» Records for this exercise
>> start

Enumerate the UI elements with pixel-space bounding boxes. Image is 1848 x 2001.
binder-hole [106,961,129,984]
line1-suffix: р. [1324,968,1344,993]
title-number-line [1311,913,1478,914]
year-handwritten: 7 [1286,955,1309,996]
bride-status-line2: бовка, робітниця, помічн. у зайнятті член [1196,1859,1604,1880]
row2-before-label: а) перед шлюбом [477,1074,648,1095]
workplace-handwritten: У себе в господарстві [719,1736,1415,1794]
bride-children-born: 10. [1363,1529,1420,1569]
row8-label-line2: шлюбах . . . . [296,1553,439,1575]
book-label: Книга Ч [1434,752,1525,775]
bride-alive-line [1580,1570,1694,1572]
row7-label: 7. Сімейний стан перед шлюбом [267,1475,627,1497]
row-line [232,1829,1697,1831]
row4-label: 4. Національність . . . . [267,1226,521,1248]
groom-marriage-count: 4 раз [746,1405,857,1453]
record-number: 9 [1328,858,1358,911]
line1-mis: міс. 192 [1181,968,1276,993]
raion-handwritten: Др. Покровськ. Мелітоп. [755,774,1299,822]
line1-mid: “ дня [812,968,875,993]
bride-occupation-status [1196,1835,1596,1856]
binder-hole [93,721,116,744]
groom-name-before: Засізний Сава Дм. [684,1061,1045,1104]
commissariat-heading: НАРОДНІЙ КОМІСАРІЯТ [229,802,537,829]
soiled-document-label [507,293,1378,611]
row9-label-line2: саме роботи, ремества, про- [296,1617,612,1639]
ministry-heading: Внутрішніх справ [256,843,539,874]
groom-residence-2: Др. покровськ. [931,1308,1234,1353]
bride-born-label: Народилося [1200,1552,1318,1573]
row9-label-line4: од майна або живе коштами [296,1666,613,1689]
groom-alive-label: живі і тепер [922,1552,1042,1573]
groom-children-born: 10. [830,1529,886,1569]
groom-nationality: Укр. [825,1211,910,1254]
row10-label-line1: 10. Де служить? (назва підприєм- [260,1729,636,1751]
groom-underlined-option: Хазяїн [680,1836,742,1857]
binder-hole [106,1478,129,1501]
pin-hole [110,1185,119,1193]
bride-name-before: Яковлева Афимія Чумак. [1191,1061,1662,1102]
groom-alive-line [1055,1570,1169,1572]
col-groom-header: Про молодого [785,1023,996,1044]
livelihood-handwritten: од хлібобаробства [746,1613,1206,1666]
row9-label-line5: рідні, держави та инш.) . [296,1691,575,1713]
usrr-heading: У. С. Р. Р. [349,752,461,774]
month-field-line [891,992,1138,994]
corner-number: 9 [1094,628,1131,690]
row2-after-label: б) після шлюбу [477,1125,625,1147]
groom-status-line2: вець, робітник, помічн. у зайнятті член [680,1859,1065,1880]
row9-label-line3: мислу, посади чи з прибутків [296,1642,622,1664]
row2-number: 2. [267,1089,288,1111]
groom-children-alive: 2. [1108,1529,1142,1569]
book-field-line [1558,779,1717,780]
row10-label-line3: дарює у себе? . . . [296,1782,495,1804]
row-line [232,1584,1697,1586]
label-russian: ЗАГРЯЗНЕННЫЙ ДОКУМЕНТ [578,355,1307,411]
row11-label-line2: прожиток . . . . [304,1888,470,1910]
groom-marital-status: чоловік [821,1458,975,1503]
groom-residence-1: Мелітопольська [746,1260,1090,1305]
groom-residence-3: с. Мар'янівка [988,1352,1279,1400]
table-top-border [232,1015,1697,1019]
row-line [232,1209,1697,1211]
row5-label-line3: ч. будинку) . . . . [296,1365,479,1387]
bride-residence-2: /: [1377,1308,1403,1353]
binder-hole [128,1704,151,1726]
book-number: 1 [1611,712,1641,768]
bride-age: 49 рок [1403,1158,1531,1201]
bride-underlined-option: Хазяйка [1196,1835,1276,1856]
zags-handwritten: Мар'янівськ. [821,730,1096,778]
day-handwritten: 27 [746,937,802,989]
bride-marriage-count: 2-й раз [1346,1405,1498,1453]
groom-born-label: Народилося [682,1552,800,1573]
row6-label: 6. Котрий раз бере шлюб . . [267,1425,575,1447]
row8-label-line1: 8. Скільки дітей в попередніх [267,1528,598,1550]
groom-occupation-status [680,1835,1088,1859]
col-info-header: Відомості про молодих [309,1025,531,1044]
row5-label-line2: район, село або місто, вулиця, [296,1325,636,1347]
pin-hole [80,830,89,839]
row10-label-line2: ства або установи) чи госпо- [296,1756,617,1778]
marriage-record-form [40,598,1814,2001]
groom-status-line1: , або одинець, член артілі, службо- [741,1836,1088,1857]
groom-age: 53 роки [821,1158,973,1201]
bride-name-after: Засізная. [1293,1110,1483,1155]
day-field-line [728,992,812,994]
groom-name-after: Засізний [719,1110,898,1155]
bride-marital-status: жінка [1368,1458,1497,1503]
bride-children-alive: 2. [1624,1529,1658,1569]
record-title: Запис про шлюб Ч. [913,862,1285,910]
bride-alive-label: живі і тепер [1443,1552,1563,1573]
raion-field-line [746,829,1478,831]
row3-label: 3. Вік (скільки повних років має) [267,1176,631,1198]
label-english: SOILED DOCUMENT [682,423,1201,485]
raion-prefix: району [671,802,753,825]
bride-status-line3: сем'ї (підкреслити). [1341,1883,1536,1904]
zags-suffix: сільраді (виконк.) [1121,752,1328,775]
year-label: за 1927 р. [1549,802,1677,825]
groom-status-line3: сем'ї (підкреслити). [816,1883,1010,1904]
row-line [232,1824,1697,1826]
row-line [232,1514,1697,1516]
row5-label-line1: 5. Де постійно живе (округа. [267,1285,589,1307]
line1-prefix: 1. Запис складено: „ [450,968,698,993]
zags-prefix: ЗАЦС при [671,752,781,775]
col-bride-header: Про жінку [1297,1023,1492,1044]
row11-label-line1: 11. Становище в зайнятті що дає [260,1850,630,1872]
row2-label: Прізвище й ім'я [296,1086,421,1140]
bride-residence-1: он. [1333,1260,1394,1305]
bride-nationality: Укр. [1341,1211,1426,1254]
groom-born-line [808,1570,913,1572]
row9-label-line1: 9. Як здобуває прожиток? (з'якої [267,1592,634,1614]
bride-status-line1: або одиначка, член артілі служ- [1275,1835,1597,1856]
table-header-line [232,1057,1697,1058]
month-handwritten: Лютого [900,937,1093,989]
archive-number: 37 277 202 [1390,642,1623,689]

>> end

» Direction
Rewrite the records above, replacing every occurrence of "binder-hole" with "punch-hole" and leaving everything else unchanged.

» The completed task
Enumerate the UI elements with pixel-space bounding boxes. Image is 1848 x 2001.
punch-hole [106,961,129,984]
line1-suffix: р. [1324,968,1344,993]
title-number-line [1311,913,1478,914]
year-handwritten: 7 [1286,955,1309,996]
bride-status-line2: бовка, робітниця, помічн. у зайнятті член [1196,1859,1604,1880]
row2-before-label: а) перед шлюбом [477,1074,648,1095]
workplace-handwritten: У себе в господарстві [719,1736,1415,1794]
bride-children-born: 10. [1363,1529,1420,1569]
row8-label-line2: шлюбах . . . . [296,1553,439,1575]
book-label: Книга Ч [1434,752,1525,775]
bride-alive-line [1580,1570,1694,1572]
row7-label: 7. Сімейний стан перед шлюбом [267,1475,627,1497]
row-line [232,1829,1697,1831]
row4-label: 4. Національність . . . . [267,1226,521,1248]
groom-marriage-count: 4 раз [746,1405,857,1453]
record-number: 9 [1328,858,1358,911]
line1-mis: міс. 192 [1181,968,1276,993]
raion-handwritten: Др. Покровськ. Мелітоп. [755,774,1299,822]
line1-mid: “ дня [812,968,875,993]
bride-occupation-status [1196,1835,1596,1856]
punch-hole [93,721,116,744]
groom-name-before: Засізний Сава Дм. [684,1061,1045,1104]
commissariat-heading: НАРОДНІЙ КОМІСАРІЯТ [229,802,537,829]
soiled-document-label [507,293,1378,611]
row9-label-line2: саме роботи, ремества, про- [296,1617,612,1639]
ministry-heading: Внутрішніх справ [256,843,539,874]
groom-residence-2: Др. покровськ. [931,1308,1234,1353]
bride-born-label: Народилося [1200,1552,1318,1573]
row9-label-line4: од майна або живе коштами [296,1666,613,1689]
groom-alive-label: живі і тепер [922,1552,1042,1573]
groom-children-born: 10. [830,1529,886,1569]
groom-nationality: Укр. [825,1211,910,1254]
row10-label-line1: 10. Де служить? (назва підприєм- [260,1729,636,1751]
groom-underlined-option: Хазяїн [680,1836,742,1857]
punch-hole [106,1478,129,1501]
pin-hole [110,1185,119,1193]
bride-name-before: Яковлева Афимія Чумак. [1191,1061,1662,1102]
groom-alive-line [1055,1570,1169,1572]
col-groom-header: Про молодого [785,1023,996,1044]
livelihood-handwritten: од хлібобаробства [746,1613,1206,1666]
row9-label-line5: рідні, держави та инш.) . [296,1691,575,1713]
usrr-heading: У. С. Р. Р. [349,752,461,774]
month-field-line [891,992,1138,994]
corner-number: 9 [1094,628,1131,690]
row2-after-label: б) після шлюбу [477,1125,625,1147]
groom-status-line2: вець, робітник, помічн. у зайнятті член [680,1859,1065,1880]
row9-label-line3: мислу, посади чи з прибутків [296,1642,622,1664]
row2-number: 2. [267,1089,288,1111]
groom-children-alive: 2. [1108,1529,1142,1569]
book-field-line [1558,779,1717,780]
row10-label-line3: дарює у себе? . . . [296,1782,495,1804]
row-line [232,1584,1697,1586]
label-russian: ЗАГРЯЗНЕННЫЙ ДОКУМЕНТ [578,355,1307,411]
row11-label-line2: прожиток . . . . [304,1888,470,1910]
groom-marital-status: чоловік [821,1458,975,1503]
groom-residence-1: Мелітопольська [746,1260,1090,1305]
groom-residence-3: с. Мар'янівка [988,1352,1279,1400]
table-top-border [232,1015,1697,1019]
row-line [232,1209,1697,1211]
row5-label-line3: ч. будинку) . . . . [296,1365,479,1387]
bride-residence-2: /: [1377,1308,1403,1353]
punch-hole [128,1704,151,1726]
book-number: 1 [1611,712,1641,768]
bride-age: 49 рок [1403,1158,1531,1201]
bride-underlined-option: Хазяйка [1196,1835,1276,1856]
zags-handwritten: Мар'янівськ. [821,730,1096,778]
day-handwritten: 27 [746,937,802,989]
bride-marriage-count: 2-й раз [1346,1405,1498,1453]
groom-born-label: Народилося [682,1552,800,1573]
row6-label: 6. Котрий раз бере шлюб . . [267,1425,575,1447]
row8-label-line1: 8. Скільки дітей в попередніх [267,1528,598,1550]
groom-occupation-status [680,1835,1088,1859]
col-info-header: Відомості про молодих [309,1025,531,1044]
row5-label-line2: район, село або місто, вулиця, [296,1325,636,1347]
pin-hole [80,830,89,839]
row10-label-line2: ства або установи) чи госпо- [296,1756,617,1778]
marriage-record-form [40,598,1814,2001]
groom-status-line1: , або одинець, член артілі, службо- [741,1836,1088,1857]
groom-age: 53 роки [821,1158,973,1201]
bride-name-after: Засізная. [1293,1110,1483,1155]
day-field-line [728,992,812,994]
groom-name-after: Засізний [719,1110,898,1155]
bride-marital-status: жінка [1368,1458,1497,1503]
bride-children-alive: 2. [1624,1529,1658,1569]
record-title: Запис про шлюб Ч. [913,862,1285,910]
bride-alive-label: живі і тепер [1443,1552,1563,1573]
raion-field-line [746,829,1478,831]
row3-label: 3. Вік (скільки повних років має) [267,1176,631,1198]
label-english: SOILED DOCUMENT [682,423,1201,485]
raion-prefix: району [671,802,753,825]
bride-status-line3: сем'ї (підкреслити). [1341,1883,1536,1904]
zags-suffix: сільраді (виконк.) [1121,752,1328,775]
year-label: за 1927 р. [1549,802,1677,825]
groom-status-line3: сем'ї (підкреслити). [816,1883,1010,1904]
row-line [232,1824,1697,1826]
row-line [232,1514,1697,1516]
row5-label-line1: 5. Де постійно живе (округа. [267,1285,589,1307]
line1-prefix: 1. Запис складено: „ [450,968,698,993]
zags-prefix: ЗАЦС при [671,752,781,775]
col-bride-header: Про жінку [1297,1023,1492,1044]
row11-label-line1: 11. Становище в зайнятті що дає [260,1850,630,1872]
row2-label: Прізвище й ім'я [296,1086,421,1140]
bride-residence-1: он. [1333,1260,1394,1305]
bride-nationality: Укр. [1341,1211,1426,1254]
groom-born-line [808,1570,913,1572]
row9-label-line1: 9. Як здобуває прожиток? (з'якої [267,1592,634,1614]
bride-status-line1: або одиначка, член артілі служ- [1275,1835,1597,1856]
table-header-line [232,1057,1697,1058]
month-handwritten: Лютого [900,937,1093,989]
archive-number: 37 277 202 [1390,642,1623,689]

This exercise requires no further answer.